**Trecho citado**.
■ ■ ■ ■

DUAS OU TRÊS COISAS SOBRE "FILLMORE: LAST 3 NITES", UMA CAIXA COM 4 CDS DELICIOSA E FUNDAMENTAL

por Chico Marques


No início do Século 20, mais precisamente a partir de 1912, o Fillmore foi inaugurado com o nome Majestic Hall na esquina das ruas Fillmore e Geary, em San Francisco, California.

Era um dos salões de dança mais frequentados da cidade, com bailes acontecendo praticamente todas as noites.

No segundo e no terceiro andares do edifício funcionava a Majestic Academy of Dancing, muito requisitada pelos dançarinos menos habilidosos que queriam poder frequentar o salão de danças do 1° andar sem fazer papelão.

Lembrem-se que, na primeira metade do Século XX, uma pessoa que não soubesse dançar estava condenada a ser um pária social, e ainda corria o risco de até não conseguir arrumar um parceiro (ou uma parceira) e jamais se casar.


Dos Anos 30 até os Anos 50, o Fillmore mudou de dono, de nome e de vocação diversas vezes.

Foi chamado Society e, Ambassador Dance Hall nos Anos 30.

Nos Anos 40, virou pista de patinação.

■ ■ ■ ■

**Tarefa 1**. Segundo o trecho citado, com que nome o Fillmore foi inaugurado?
**Tarefa 2**. Liste todas as ruas, cidades e estados mencionados no trecho sobre o Fillmore.
As linhas de dados formam um material à parte, independente do trecho citado.

**Linhas de dados**.
■ ■ ■ ■

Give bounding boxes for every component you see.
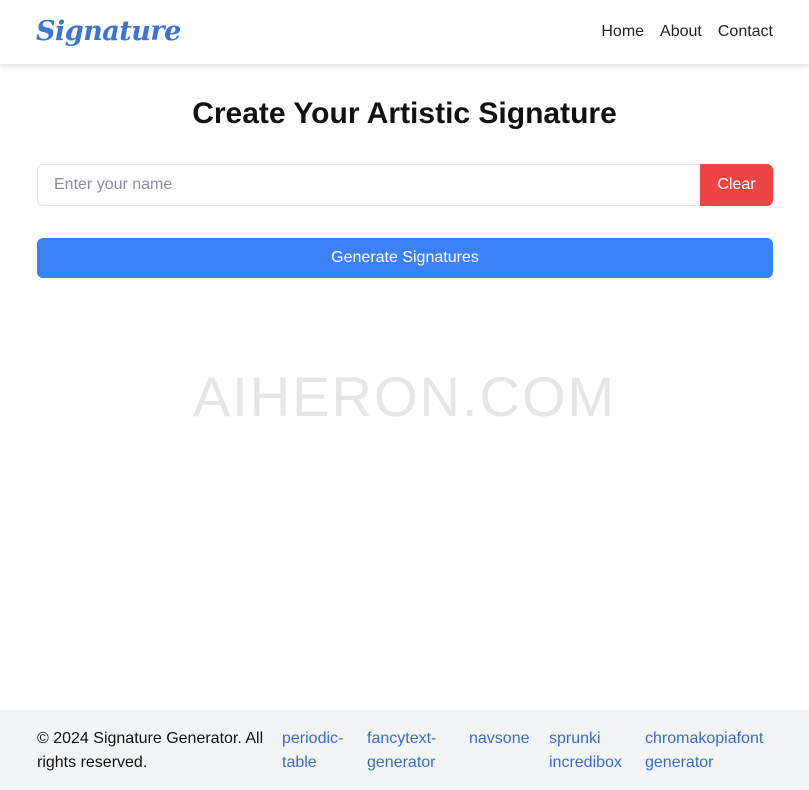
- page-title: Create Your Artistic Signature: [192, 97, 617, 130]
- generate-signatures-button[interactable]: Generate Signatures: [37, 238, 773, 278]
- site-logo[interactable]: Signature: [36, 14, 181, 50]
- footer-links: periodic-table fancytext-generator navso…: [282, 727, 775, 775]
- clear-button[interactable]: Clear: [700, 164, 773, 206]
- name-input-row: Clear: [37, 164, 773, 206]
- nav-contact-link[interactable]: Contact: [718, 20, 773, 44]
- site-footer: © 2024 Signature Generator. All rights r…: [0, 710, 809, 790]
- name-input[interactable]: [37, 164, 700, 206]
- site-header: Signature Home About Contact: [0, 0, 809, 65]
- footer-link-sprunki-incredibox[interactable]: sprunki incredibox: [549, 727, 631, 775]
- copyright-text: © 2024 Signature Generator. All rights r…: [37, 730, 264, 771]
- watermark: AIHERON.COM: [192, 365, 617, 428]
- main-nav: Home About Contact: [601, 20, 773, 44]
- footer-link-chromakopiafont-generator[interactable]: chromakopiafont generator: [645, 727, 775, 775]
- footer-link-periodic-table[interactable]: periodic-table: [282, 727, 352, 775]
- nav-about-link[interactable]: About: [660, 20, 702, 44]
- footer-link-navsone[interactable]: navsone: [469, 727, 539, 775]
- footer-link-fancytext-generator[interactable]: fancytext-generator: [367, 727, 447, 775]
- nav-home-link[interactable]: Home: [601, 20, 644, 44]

■ ■ ■ ■

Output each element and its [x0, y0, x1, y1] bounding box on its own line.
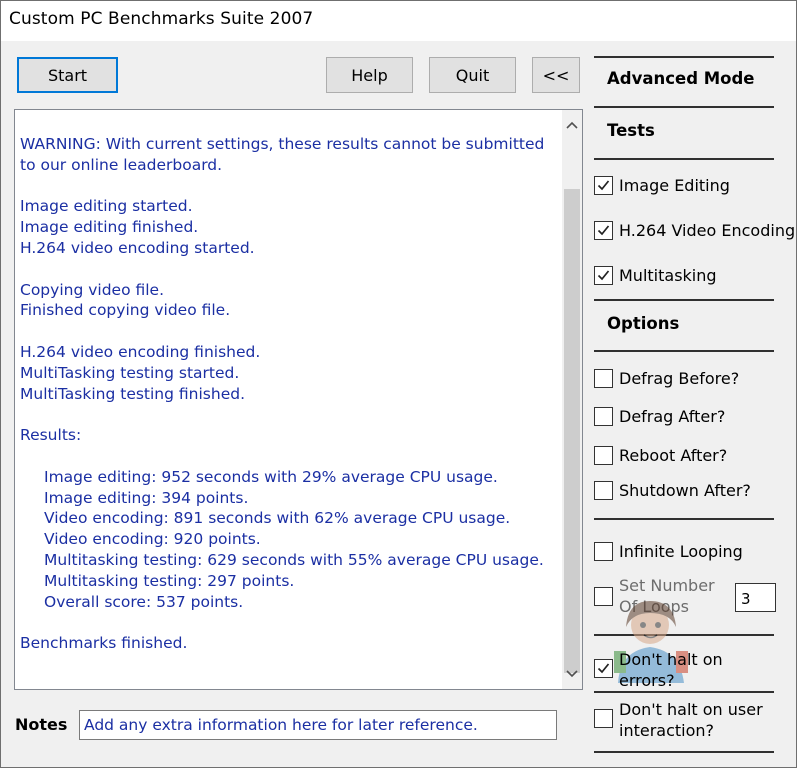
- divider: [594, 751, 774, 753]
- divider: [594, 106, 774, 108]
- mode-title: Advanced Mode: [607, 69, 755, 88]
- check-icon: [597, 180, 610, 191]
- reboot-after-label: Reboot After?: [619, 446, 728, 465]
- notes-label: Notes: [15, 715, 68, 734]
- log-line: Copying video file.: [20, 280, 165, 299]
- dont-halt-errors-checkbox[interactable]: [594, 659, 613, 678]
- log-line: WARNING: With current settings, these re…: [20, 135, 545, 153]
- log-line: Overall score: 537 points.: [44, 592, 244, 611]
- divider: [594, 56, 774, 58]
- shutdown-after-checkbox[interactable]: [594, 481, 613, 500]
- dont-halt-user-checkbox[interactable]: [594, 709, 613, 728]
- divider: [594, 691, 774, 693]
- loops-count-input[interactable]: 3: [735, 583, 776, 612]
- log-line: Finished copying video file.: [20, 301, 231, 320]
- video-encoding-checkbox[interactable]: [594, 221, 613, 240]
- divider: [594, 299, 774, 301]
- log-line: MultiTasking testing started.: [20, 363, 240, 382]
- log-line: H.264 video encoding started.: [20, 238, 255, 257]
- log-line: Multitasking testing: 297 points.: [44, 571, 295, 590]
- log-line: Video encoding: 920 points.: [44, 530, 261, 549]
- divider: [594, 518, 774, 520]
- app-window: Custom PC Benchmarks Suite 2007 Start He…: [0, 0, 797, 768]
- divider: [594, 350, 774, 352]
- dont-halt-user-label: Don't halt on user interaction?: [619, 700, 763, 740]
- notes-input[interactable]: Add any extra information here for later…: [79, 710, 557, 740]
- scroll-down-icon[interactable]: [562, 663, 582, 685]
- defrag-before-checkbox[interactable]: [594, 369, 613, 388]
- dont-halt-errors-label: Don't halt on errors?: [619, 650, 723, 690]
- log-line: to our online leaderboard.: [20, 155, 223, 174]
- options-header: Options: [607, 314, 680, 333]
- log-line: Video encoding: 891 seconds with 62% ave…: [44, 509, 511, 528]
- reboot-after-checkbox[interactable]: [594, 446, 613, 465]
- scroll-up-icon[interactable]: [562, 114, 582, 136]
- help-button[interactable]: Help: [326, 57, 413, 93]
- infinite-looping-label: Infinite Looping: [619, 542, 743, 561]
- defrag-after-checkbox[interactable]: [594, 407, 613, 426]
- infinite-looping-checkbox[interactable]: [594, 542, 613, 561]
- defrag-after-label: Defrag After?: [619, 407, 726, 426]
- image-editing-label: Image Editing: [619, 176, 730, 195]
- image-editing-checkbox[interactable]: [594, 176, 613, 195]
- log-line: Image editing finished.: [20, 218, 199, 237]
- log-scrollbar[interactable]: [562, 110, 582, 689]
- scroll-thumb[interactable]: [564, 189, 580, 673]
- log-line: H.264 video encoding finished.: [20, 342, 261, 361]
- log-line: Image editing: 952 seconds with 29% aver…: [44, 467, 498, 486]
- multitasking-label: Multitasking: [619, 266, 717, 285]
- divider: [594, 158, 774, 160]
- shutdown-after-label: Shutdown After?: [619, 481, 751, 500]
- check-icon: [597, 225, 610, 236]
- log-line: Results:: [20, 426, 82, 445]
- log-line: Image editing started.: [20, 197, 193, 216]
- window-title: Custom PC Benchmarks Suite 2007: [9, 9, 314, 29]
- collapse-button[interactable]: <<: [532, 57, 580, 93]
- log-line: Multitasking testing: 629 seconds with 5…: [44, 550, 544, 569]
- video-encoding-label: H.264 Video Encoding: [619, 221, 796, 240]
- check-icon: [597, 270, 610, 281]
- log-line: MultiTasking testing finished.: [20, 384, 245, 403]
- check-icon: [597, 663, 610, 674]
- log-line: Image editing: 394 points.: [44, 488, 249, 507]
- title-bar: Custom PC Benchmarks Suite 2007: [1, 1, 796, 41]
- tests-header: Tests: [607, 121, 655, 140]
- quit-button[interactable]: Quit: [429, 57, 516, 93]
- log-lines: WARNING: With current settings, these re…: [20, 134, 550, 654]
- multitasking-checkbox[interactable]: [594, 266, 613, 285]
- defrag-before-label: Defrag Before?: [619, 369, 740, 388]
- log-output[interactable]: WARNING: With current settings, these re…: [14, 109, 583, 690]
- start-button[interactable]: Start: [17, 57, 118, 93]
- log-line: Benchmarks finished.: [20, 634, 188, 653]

■ ■ ■ ■

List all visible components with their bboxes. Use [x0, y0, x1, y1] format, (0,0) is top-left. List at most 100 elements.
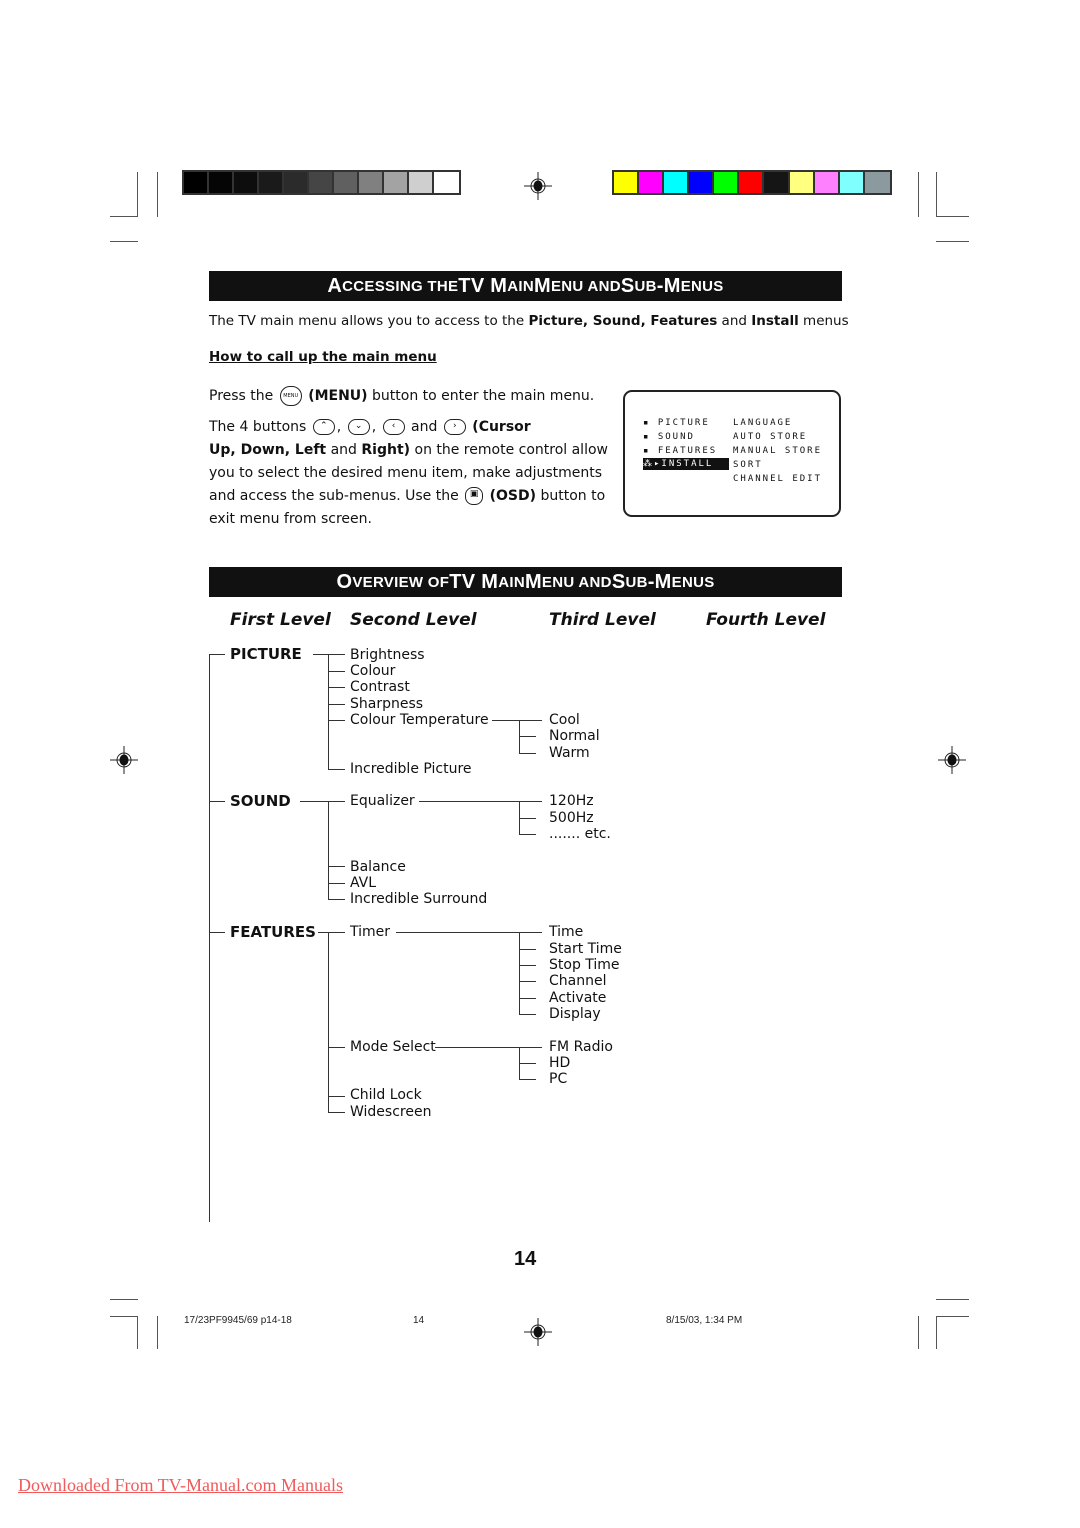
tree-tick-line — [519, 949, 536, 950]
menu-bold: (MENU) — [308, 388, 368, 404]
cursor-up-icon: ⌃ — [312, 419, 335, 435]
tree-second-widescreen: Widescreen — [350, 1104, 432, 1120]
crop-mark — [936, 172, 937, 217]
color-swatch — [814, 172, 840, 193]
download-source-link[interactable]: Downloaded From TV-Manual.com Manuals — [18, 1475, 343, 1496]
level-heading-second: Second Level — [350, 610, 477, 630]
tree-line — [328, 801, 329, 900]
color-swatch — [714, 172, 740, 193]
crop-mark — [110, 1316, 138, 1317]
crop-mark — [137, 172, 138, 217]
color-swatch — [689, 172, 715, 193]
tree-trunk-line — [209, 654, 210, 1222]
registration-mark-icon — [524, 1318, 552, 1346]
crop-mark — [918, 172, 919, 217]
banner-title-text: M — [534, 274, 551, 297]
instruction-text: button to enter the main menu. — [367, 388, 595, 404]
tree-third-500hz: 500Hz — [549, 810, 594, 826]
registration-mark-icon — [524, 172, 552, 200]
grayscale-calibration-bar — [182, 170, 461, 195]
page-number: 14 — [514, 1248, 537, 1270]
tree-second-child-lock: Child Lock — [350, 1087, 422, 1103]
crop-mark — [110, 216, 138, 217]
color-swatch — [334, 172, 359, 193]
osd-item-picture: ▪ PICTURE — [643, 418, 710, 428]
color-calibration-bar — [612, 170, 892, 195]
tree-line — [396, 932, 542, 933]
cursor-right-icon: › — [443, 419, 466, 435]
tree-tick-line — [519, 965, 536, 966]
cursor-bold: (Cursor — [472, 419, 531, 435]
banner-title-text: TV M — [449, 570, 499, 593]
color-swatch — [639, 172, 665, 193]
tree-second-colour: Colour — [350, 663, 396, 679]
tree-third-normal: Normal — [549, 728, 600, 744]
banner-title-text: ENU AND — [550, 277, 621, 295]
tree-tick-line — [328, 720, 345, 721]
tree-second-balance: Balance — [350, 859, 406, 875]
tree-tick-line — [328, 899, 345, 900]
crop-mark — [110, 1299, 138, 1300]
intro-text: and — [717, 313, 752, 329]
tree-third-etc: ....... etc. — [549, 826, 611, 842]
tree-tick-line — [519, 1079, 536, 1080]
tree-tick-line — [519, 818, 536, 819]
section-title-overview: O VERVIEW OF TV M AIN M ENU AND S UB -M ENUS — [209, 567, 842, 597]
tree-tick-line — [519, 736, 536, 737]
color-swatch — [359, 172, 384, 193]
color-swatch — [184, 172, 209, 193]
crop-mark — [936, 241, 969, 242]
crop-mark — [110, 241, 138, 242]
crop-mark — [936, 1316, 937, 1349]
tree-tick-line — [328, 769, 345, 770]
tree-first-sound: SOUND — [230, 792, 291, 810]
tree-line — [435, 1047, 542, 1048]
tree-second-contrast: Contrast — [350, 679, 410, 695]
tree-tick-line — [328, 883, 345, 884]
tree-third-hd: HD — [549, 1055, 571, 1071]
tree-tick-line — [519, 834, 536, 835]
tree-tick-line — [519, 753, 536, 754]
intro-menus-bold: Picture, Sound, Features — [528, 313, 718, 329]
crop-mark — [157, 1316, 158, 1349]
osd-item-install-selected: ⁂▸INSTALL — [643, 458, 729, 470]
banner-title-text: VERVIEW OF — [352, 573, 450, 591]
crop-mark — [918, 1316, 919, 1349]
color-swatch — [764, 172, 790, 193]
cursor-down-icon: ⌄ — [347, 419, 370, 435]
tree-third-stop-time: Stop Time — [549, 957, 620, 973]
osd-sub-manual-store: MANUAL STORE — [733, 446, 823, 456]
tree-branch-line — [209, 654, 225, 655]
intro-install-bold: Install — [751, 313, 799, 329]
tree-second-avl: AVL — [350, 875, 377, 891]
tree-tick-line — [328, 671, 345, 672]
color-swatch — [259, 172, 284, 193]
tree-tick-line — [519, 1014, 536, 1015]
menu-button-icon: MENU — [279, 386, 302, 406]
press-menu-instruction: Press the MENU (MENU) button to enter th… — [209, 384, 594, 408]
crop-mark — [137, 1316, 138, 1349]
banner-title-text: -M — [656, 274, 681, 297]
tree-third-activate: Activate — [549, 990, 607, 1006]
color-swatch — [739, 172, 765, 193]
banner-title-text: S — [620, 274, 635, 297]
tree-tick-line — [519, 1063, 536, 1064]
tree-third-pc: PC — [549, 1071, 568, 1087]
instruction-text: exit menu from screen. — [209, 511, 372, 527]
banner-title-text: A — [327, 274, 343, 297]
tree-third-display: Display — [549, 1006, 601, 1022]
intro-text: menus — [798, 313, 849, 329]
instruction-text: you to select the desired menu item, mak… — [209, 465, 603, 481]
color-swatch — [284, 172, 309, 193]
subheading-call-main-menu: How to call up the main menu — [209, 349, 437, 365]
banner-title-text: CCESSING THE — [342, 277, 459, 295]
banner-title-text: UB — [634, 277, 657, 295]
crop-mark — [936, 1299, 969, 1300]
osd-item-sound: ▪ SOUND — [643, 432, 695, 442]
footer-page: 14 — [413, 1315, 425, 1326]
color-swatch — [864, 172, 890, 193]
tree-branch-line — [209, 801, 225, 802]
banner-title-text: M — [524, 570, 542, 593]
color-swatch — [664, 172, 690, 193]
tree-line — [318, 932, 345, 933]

■ ■ ■ ■

**Solução 1**. Majestic Hall.

**Solução 2**. Rua Fillmore, rua Geary, San Francisco, California.